Dataset items
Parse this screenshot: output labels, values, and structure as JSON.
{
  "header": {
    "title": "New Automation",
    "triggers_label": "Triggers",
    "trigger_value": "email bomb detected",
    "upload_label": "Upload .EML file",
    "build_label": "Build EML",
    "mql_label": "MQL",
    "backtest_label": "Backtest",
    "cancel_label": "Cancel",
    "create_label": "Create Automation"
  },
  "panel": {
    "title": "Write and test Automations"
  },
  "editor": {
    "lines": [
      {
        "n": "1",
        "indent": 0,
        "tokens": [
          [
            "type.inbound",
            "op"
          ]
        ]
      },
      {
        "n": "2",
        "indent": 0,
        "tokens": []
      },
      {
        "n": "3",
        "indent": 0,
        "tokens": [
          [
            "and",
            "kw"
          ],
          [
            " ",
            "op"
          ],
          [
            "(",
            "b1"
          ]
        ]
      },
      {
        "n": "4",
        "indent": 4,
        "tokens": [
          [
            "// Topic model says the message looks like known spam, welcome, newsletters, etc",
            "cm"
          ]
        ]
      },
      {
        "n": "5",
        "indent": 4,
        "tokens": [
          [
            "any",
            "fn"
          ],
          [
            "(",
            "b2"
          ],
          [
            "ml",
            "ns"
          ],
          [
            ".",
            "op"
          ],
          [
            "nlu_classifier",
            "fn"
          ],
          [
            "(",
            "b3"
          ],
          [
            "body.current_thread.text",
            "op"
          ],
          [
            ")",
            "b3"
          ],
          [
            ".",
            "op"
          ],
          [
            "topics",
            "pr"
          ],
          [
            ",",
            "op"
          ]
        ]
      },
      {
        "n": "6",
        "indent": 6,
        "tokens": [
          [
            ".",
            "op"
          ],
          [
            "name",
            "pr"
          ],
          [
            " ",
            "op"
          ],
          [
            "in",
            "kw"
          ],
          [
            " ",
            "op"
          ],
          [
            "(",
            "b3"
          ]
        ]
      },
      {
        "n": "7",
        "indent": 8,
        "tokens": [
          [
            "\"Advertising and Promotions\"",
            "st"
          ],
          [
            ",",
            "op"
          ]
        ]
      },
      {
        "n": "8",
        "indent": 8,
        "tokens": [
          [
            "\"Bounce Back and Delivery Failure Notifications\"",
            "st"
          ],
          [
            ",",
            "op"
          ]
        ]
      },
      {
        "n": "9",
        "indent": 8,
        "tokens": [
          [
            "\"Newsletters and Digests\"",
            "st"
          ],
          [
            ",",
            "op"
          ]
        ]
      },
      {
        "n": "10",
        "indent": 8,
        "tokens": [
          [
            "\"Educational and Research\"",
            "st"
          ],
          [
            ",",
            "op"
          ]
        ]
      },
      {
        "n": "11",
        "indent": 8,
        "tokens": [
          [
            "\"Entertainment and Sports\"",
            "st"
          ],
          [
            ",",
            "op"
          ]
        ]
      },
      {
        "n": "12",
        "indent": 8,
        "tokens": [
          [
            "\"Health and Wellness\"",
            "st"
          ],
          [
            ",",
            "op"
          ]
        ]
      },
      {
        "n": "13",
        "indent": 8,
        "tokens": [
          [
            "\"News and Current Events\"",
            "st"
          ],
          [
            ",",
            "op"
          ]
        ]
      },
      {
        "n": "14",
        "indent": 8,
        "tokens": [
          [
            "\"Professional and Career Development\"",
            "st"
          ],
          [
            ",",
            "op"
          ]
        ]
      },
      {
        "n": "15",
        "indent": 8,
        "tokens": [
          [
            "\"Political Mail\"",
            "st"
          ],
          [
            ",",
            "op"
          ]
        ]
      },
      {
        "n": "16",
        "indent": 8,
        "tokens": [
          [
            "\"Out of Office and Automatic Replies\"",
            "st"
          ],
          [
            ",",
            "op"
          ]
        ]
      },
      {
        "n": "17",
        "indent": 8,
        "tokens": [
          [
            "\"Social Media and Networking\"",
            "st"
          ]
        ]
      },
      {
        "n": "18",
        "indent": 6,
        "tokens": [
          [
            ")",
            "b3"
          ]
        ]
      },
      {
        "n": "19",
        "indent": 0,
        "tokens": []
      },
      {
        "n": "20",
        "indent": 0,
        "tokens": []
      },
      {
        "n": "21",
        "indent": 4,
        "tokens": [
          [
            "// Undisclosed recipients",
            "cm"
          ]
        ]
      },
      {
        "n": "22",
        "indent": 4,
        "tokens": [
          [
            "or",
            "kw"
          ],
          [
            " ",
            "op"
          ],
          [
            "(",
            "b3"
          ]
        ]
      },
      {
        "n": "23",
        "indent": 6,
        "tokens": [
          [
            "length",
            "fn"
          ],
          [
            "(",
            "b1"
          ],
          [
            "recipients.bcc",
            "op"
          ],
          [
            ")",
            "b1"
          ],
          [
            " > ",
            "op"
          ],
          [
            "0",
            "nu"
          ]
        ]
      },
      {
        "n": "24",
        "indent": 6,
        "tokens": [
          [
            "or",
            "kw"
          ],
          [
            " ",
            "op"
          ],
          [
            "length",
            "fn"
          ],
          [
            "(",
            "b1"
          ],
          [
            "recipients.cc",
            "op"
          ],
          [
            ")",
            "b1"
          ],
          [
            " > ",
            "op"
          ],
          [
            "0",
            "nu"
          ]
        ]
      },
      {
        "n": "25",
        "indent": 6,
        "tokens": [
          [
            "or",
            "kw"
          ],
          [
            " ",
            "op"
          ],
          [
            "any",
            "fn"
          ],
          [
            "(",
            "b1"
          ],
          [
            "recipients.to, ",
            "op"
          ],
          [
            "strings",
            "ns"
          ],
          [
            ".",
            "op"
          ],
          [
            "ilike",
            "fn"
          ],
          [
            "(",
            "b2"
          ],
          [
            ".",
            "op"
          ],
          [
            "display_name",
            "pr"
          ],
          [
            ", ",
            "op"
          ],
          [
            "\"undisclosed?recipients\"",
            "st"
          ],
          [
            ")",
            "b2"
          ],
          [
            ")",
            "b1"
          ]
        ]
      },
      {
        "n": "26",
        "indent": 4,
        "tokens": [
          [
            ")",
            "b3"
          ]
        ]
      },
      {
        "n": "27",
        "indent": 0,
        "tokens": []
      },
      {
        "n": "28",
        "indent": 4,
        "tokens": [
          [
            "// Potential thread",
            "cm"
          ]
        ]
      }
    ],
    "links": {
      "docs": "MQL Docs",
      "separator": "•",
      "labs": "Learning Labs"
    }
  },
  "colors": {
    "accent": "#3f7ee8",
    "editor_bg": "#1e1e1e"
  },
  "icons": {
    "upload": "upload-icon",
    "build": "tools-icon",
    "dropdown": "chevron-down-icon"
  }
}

> _Task_
Scan the material above. Extract every line in which the word "title" occurs.

> _Written solution_
    "title": "New Automation",
    "title": "Write and test Automations"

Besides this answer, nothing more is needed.